* WHAT IS ASKED *
Your copy of the material must match it exactly, except that pictures are dropped.

** START **

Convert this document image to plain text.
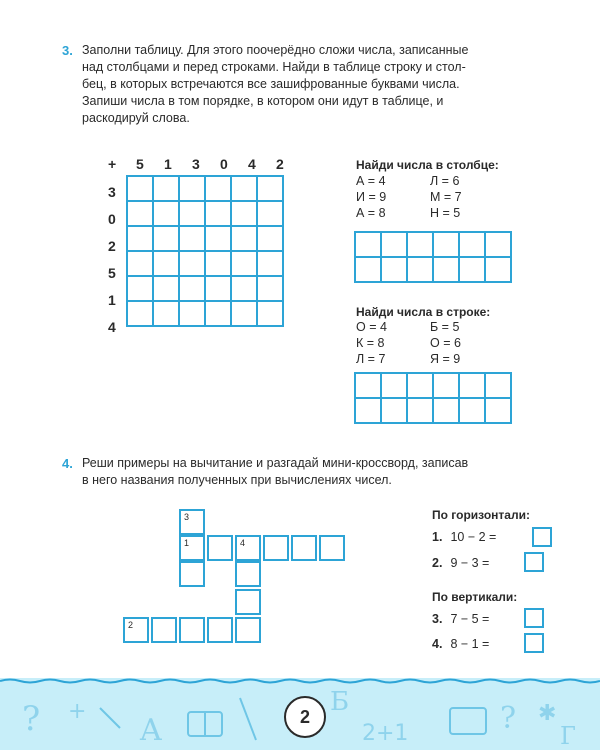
3. Заполни таблицу. Для этого поочерёдно сложи числа, записанные
над столбцами и перед строками. Найди в таблице строку и стол-
бец, в которых встречаются все зашифрованные буквами числа.
Запиши числа в том порядке, в котором они идут в таблице, и
раскодируй слова.
+ 5 1 3 0 4 2
3
0
2
5
1
4

Найди числа в столбце:
А = 4	Л = 6
И = 9	М = 7
А = 8	Н = 5

Найди числа в строке:
О = 4	Б = 5
К = 8	О = 6
Л = 7	Я = 9

4. Реши примеры на вычитание и разгадай мини-кроссворд, записав
в него названия полученных при вычислениях чисел.
3
1	4
2
По горизонтали:
1. 10 − 2 =
2. 9 − 3 =
По вертикали:
3. 7 − 5 =
4. 8 − 1 =
? +
A
Б
2+1	? ✱
Г
2
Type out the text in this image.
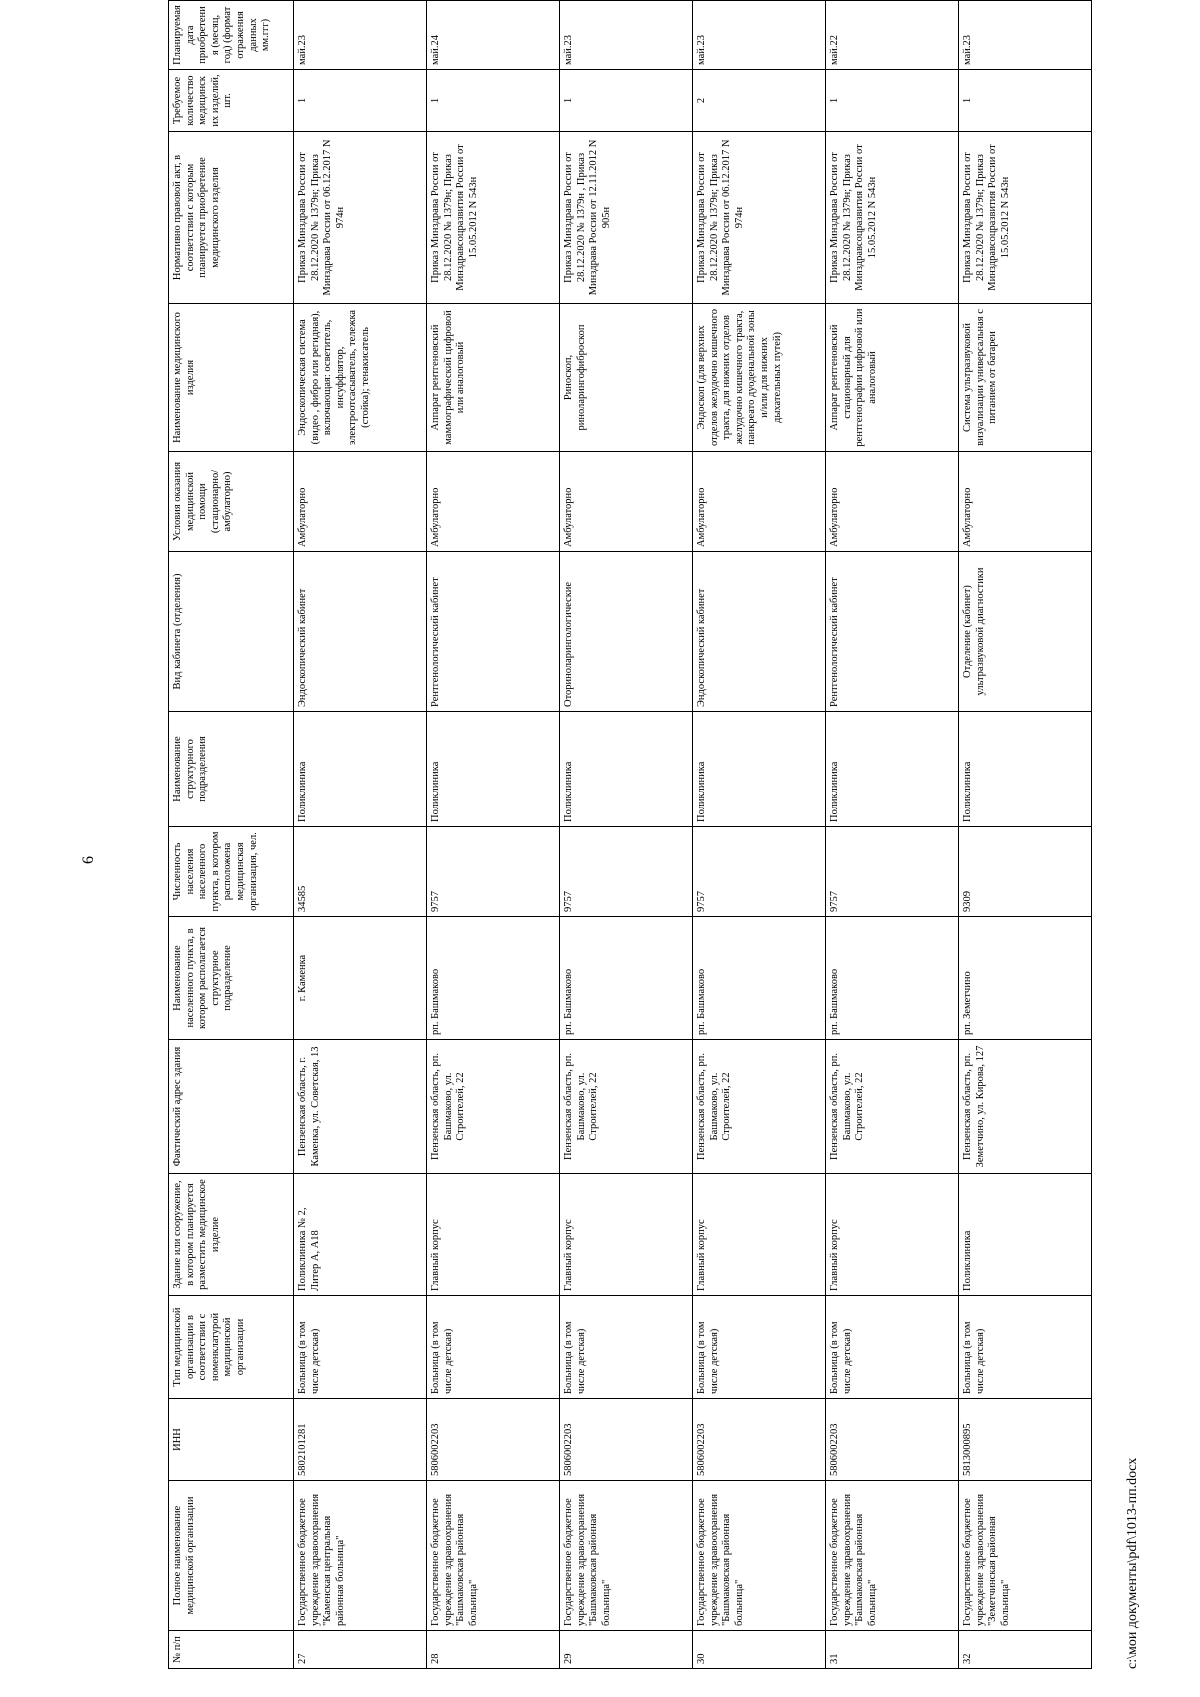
6
№ п/п	Полное наименование медицинской организации	ИНН	Тип медицинской организации в соответствии с номенклатурой медицинской организации	Здание или сооружение, в котором планируется разместить медицинское изделие	Фактический адрес здания	Наименование населенного пункта, в котором располагается структурное подразделение	Численность населения населенного пункта, в котором расположена медицинская организация, чел.	Наименование структурного подразделения	Вид кабинета (отделения)	Условия оказания медицинской помощи (стационарно/ амбулаторно)	Наименование медицинского изделия	Нормативно правовой акт, в соответствии с которым планируется приобретение медицинского изделия	Требуемое количество медицинских изделий, шт.	Планируемая дата приобретения (месяц, год) (формат отражения данных мм.ггг)
27	Государственное бюджетное учреждение здравоохранения "Каменская центральная районная больница"	5802101281	Больница (в том числе детская)	Поликлиника № 2, Литер А, А18	Пензенская область, г. Каменка, ул. Советская, 13	г. Каменка	34585	Поликлиника	Эндоскопический кабинет	Амбулаторно	Эндоскопическая система (видео , фибро или регидная), включающая: осветитель, инсуффлятор, электроотсасыватель, тележка (стойка); тенакисатель	Приказ Минздрава России от 28.12.2020 № 1379н; Приказ Минздрава России от 06.12.2017 N 974н	1	май.23
28	Государственное бюджетное учреждение здравоохранения "Башмаковская районная больница"	5806002203	Больница (в том числе детская)	Главный корпус	Пензенская область, рп. Башмаково, ул. Строителей, 22	рп. Башмаково	9757	Поликлиника	Рентгенологический кабинет	Амбулаторно	Аппарат рентгеновский маммографический цифровой или аналоговый	Приказ Минздрава России от 28.12.2020 № 1379н; Приказ Минздравсоцразвития России от 15.05.2012 N 543н	1	май.24
29	Государственное бюджетное учреждение здравоохранения "Башмаковская районная больница"	5806002203	Больница (в том числе детская)	Главный корпус	Пензенская область, рп. Башмаково, ул. Строителей, 22	рп. Башмаково	9757	Поликлиника	Оториноларингологические	Амбулаторно	Риноскоп, риноларингофиброскоп	Приказ Минздрава России от 28.12.2020 № 1379н , Приказ Минздрава России от 12.11.2012 N 905н	1	май.23
30	Государственное бюджетное учреждение здравоохранения "Башмаковская районная больница"	5806002203	Больница (в том числе детская)	Главный корпус	Пензенская область, рп. Башмаково, ул. Строителей, 22	рп. Башмаково	9757	Поликлиника	Эндоскопический кабинет	Амбулаторно	Эндоскоп (для верхних отделов желудочно кишечного тракта, для нижних отделов желудочно кишечного тракта, панкреато дуоденальной зоны и/или для нижних дыхательных путей)	Приказ Минздрава России от 28.12.2020 № 1379н; Приказ Минздрава России от 06.12.2017 N 974н	2	май.23
31	Государственное бюджетное учреждение здравоохранения "Башмаковская районная больница"	5806002203	Больница (в том числе детская)	Главный корпус	Пензенская область, рп. Башмаково, ул. Строителей, 22	рп. Башмаково	9757	Поликлиника	Рентгенологический кабинет	Амбулаторно	Аппарат рентгеновский стационарный для рентгенографии цифровой или аналоговый	Приказ Минздрава России от 28.12.2020 № 1379н; Приказ Минздравсоцразвития России от 15.05.2012 N 543н	1	май.22
32	Государственное бюджетное учреждение здравоохранения "Земетчинская районная больница"	5813000895	Больница (в том числе детская)	Поликлиника	Пензенская область, рп. Земетчино, ул. Кирова, 127	рп. Земетчино	9309	Поликлиника	Отделение (кабинет) ультразвуковой диагностики	Амбулаторно	Система ультразвуковой визуализации универсальная с питанием от батареи	Приказ Минздрава России от 28.12.2020 № 1379н; Приказ Минздравсоцразвития России от 15.05.2012 N 543н	1	май.23
c:\мои документы\pdf\1013-пп.docx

** END **

* EXPECTED OUTPUT *
Convert this document image to plain text.
3. Заполни таблицу. Для этого поочерёдно сложи числа, записанные
над столбцами и перед строками. Найди в таблице строку и стол-
бец, в которых встречаются все зашифрованные буквами числа.
Запиши числа в том порядке, в котором они идут в таблице, и
раскодируй слова.
+ 5 1 3 0 4 2
3
0
2
5
1
4

Найди числа в столбце:
А = 4	Л = 6
И = 9	М = 7
А = 8	Н = 5

Найди числа в строке:
О = 4	Б = 5
К = 8	О = 6
Л = 7	Я = 9

4. Реши примеры на вычитание и разгадай мини-кроссворд, записав
в него названия полученных при вычислениях чисел.
3
1	4
2
По горизонтали:
1. 10 − 2 =
2. 9 − 3 =
По вертикали:
3. 7 − 5 =
4. 8 − 1 =
? +
A
Б
2+1	? ✱
Г
2
Type out the text in this image.
6
№ п/п	Полное наименование медицинской организации	ИНН	Тип медицинской организации в соответствии с номенклатурой медицинской организации	Здание или сооружение, в котором планируется разместить медицинское изделие	Фактический адрес здания	Наименование населенного пункта, в котором располагается структурное подразделение	Численность населения населенного пункта, в котором расположена медицинская организация, чел.	Наименование структурного подразделения	Вид кабинета (отделения)	Условия оказания медицинской помощи (стационарно/ амбулаторно)	Наименование медицинского изделия	Нормативно правовой акт, в соответствии с которым планируется приобретение медицинского изделия	Требуемое количество медицинских изделий, шт.	Планируемая дата приобретения (месяц, год) (формат отражения данных мм.ггг)
27	Государственное бюджетное учреждение здравоохранения "Каменская центральная районная больница"	5802101281	Больница (в том числе детская)	Поликлиника № 2, Литер А, А18	Пензенская область, г. Каменка, ул. Советская, 13	г. Каменка	34585	Поликлиника	Эндоскопический кабинет	Амбулаторно	Эндоскопическая система (видео , фибро или регидная), включающая: осветитель, инсуффлятор, электроотсасыватель, тележка (стойка); тенакисатель	Приказ Минздрава России от 28.12.2020 № 1379н; Приказ Минздрава России от 06.12.2017 N 974н	1	май.23
28	Государственное бюджетное учреждение здравоохранения "Башмаковская районная больница"	5806002203	Больница (в том числе детская)	Главный корпус	Пензенская область, рп. Башмаково, ул. Строителей, 22	рп. Башмаково	9757	Поликлиника	Рентгенологический кабинет	Амбулаторно	Аппарат рентгеновский маммографический цифровой или аналоговый	Приказ Минздрава России от 28.12.2020 № 1379н; Приказ Минздравсоцразвития России от 15.05.2012 N 543н	1	май.24
29	Государственное бюджетное учреждение здравоохранения "Башмаковская районная больница"	5806002203	Больница (в том числе детская)	Главный корпус	Пензенская область, рп. Башмаково, ул. Строителей, 22	рп. Башмаково	9757	Поликлиника	Оториноларингологические	Амбулаторно	Риноскоп, риноларингофиброскоп	Приказ Минздрава России от 28.12.2020 № 1379н , Приказ Минздрава России от 12.11.2012 N 905н	1	май.23
30	Государственное бюджетное учреждение здравоохранения "Башмаковская районная больница"	5806002203	Больница (в том числе детская)	Главный корпус	Пензенская область, рп. Башмаково, ул. Строителей, 22	рп. Башмаково	9757	Поликлиника	Эндоскопический кабинет	Амбулаторно	Эндоскоп (для верхних отделов желудочно кишечного тракта, для нижних отделов желудочно кишечного тракта, панкреато дуоденальной зоны и/или для нижних дыхательных путей)	Приказ Минздрава России от 28.12.2020 № 1379н; Приказ Минздрава России от 06.12.2017 N 974н	2	май.23
31	Государственное бюджетное учреждение здравоохранения "Башмаковская районная больница"	5806002203	Больница (в том числе детская)	Главный корпус	Пензенская область, рп. Башмаково, ул. Строителей, 22	рп. Башмаково	9757	Поликлиника	Рентгенологический кабинет	Амбулаторно	Аппарат рентгеновский стационарный для рентгенографии цифровой или аналоговый	Приказ Минздрава России от 28.12.2020 № 1379н; Приказ Минздравсоцразвития России от 15.05.2012 N 543н	1	май.22
32	Государственное бюджетное учреждение здравоохранения "Земетчинская районная больница"	5813000895	Больница (в том числе детская)	Поликлиника	Пензенская область, рп. Земетчино, ул. Кирова, 127	рп. Земетчино	9309	Поликлиника	Отделение (кабинет) ультразвуковой диагностики	Амбулаторно	Система ультразвуковой визуализации универсальная с питанием от батареи	Приказ Минздрава России от 28.12.2020 № 1379н; Приказ Минздравсоцразвития России от 15.05.2012 N 543н	1	май.23
c:\мои документы\pdf\1013-пп.docx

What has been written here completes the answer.